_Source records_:

——

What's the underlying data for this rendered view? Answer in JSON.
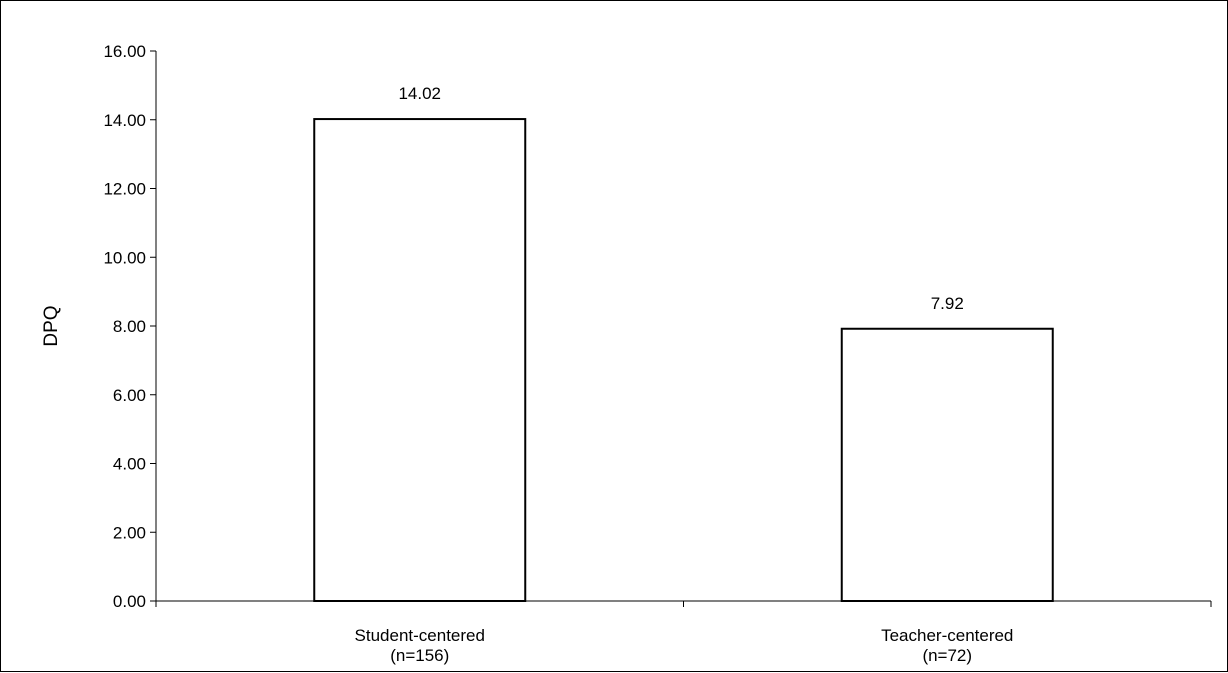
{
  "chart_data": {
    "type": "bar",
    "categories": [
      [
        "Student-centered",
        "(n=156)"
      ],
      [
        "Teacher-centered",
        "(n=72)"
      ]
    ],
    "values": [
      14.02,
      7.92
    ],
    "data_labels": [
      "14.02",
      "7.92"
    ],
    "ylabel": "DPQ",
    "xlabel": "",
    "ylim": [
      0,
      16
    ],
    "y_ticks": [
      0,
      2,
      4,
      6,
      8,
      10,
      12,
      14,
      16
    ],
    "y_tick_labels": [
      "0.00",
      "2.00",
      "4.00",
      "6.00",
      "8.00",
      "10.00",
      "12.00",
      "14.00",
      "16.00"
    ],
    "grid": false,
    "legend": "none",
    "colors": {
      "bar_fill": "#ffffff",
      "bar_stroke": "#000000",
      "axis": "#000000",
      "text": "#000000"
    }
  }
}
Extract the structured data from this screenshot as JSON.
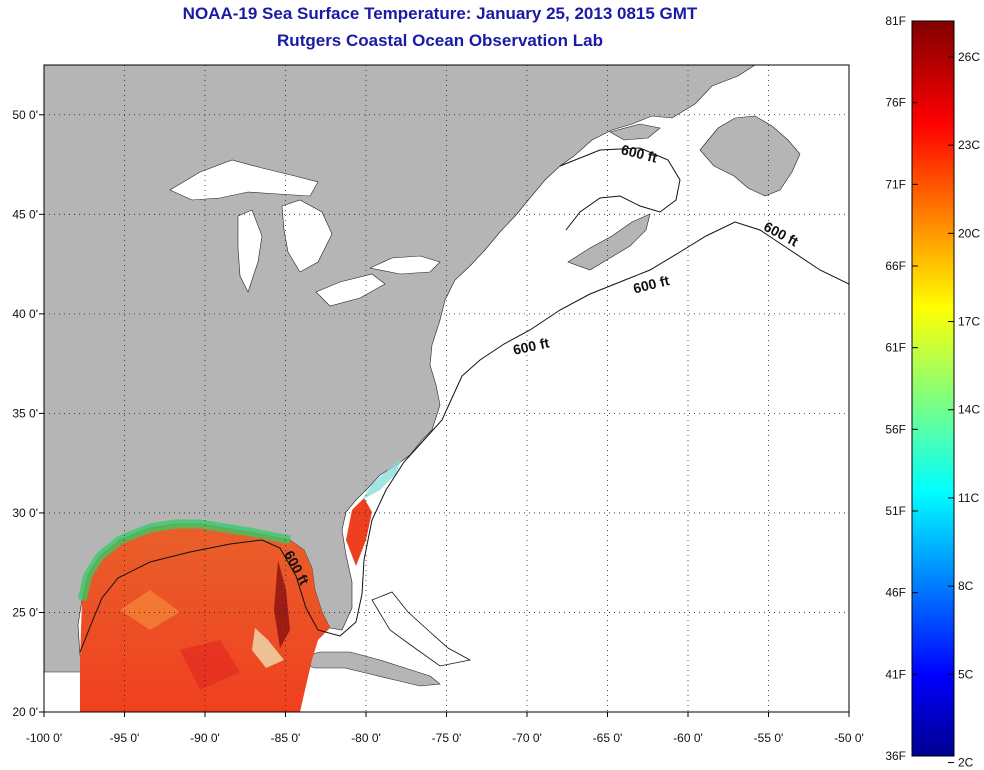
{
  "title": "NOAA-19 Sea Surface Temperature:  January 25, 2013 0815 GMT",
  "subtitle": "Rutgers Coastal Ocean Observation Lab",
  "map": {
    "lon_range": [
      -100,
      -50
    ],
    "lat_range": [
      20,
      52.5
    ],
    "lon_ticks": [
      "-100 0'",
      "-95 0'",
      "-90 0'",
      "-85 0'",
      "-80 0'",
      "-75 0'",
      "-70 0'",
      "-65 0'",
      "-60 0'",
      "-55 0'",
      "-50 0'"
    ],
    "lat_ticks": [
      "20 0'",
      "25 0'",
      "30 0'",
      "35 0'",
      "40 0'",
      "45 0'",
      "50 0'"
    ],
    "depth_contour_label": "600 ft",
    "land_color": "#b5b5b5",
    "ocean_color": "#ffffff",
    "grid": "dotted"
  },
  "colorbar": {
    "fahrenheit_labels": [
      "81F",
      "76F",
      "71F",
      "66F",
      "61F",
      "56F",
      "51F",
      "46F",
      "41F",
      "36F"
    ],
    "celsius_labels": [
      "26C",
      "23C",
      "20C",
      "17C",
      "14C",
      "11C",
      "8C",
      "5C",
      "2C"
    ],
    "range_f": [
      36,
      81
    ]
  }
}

——

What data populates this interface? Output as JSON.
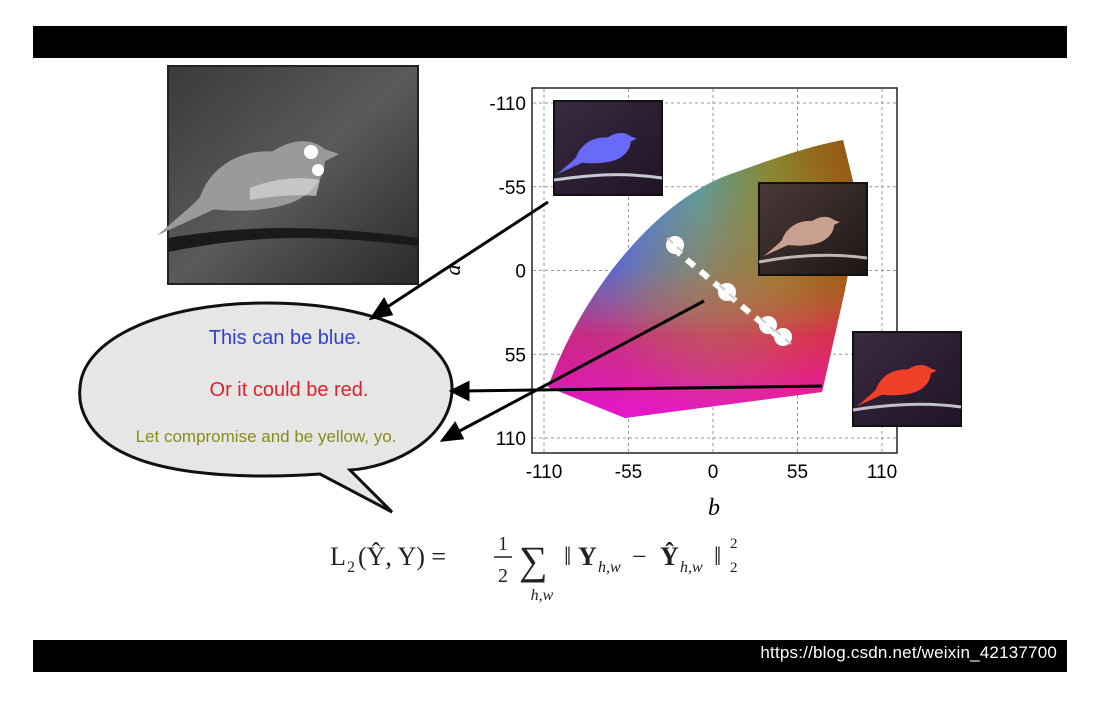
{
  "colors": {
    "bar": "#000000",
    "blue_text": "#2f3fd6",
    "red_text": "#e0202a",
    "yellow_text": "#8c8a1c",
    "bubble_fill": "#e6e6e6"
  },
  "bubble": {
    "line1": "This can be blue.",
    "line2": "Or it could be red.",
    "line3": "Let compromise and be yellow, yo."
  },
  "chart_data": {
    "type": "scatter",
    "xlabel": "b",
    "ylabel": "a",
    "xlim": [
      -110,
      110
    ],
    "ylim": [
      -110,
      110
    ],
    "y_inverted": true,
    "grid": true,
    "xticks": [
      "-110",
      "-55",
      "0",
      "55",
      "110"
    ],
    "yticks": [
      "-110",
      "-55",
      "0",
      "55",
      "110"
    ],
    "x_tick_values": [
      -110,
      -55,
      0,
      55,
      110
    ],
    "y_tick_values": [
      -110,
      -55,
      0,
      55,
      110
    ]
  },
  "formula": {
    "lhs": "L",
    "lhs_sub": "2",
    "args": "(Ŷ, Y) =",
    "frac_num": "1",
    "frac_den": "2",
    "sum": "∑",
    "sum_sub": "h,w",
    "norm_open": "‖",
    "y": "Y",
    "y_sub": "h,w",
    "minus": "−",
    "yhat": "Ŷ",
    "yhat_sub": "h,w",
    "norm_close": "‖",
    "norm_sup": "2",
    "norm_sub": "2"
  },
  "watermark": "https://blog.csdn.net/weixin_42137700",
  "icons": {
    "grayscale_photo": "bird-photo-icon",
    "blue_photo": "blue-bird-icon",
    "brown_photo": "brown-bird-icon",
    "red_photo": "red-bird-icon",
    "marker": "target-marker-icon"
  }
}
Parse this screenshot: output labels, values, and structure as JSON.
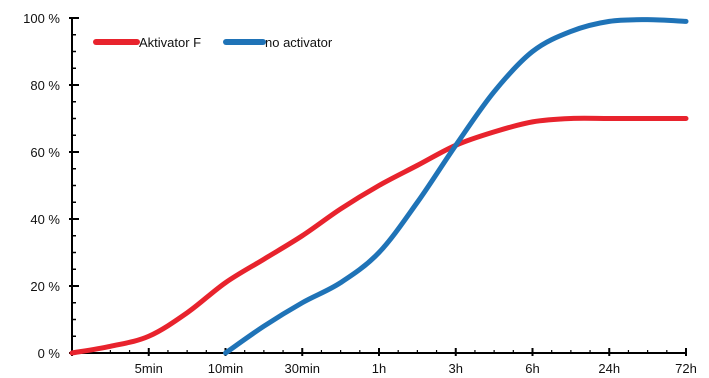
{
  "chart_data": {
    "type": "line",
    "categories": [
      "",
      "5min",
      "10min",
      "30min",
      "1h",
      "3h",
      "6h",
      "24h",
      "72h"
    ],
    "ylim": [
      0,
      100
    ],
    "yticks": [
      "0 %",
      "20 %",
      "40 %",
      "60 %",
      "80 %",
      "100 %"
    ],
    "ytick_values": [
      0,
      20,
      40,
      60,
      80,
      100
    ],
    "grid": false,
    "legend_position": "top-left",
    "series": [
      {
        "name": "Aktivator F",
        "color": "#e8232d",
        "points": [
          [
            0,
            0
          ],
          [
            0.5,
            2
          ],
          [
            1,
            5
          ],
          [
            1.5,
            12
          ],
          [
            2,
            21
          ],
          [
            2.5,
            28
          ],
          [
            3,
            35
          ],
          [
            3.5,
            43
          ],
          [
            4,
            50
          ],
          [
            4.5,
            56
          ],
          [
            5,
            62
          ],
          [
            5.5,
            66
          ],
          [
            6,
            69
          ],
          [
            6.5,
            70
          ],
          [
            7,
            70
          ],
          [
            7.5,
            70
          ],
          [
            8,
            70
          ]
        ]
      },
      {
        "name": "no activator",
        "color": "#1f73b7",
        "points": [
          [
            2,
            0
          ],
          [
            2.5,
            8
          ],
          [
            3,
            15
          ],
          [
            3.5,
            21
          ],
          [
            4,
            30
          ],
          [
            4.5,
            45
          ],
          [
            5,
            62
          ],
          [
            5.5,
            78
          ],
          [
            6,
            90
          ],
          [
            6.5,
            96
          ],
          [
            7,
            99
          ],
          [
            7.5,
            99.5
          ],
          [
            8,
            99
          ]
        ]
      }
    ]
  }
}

——

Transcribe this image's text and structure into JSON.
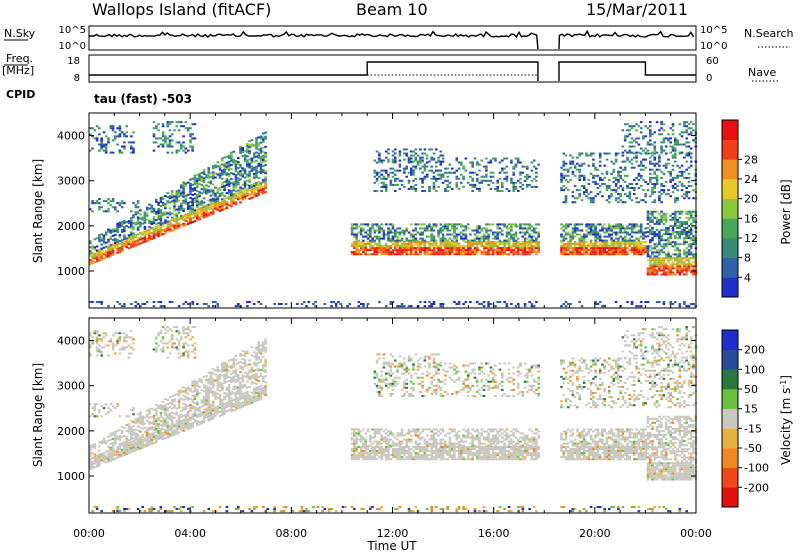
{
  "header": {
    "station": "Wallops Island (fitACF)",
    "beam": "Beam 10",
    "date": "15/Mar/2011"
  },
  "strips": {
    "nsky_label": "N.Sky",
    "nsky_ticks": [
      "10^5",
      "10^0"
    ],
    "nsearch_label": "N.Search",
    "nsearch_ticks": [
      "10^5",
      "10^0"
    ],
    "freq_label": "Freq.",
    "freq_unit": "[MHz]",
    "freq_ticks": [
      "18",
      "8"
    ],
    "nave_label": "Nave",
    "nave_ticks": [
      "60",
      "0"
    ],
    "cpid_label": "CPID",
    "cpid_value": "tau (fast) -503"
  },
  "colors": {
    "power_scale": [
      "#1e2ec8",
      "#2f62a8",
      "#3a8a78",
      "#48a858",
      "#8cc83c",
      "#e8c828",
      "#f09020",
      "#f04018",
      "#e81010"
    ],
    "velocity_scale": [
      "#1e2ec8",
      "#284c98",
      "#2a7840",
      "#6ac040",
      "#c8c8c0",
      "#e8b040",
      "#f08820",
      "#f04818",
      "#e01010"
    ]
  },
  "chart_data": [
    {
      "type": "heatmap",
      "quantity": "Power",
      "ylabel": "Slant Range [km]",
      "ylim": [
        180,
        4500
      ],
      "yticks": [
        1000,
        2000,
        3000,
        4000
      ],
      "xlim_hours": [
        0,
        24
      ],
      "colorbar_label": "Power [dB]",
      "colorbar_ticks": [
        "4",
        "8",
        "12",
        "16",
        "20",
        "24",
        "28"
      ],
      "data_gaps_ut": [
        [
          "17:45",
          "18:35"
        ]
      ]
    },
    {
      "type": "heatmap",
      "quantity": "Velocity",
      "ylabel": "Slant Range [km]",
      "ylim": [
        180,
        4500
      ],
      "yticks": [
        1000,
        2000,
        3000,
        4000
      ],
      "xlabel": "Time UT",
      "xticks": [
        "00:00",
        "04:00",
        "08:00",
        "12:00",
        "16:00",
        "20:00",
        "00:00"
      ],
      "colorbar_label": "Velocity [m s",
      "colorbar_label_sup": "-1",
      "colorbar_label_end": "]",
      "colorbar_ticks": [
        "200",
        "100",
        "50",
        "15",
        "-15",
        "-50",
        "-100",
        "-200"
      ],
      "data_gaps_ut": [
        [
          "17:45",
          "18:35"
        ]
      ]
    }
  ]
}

——

_WHAT TO WORK ON_: Identify each line holding the string "grid", and copy it out.

_OUTPUT_:
    "grid": false,
    "grid": "dotted"
    "grid": true,
    "grid": false,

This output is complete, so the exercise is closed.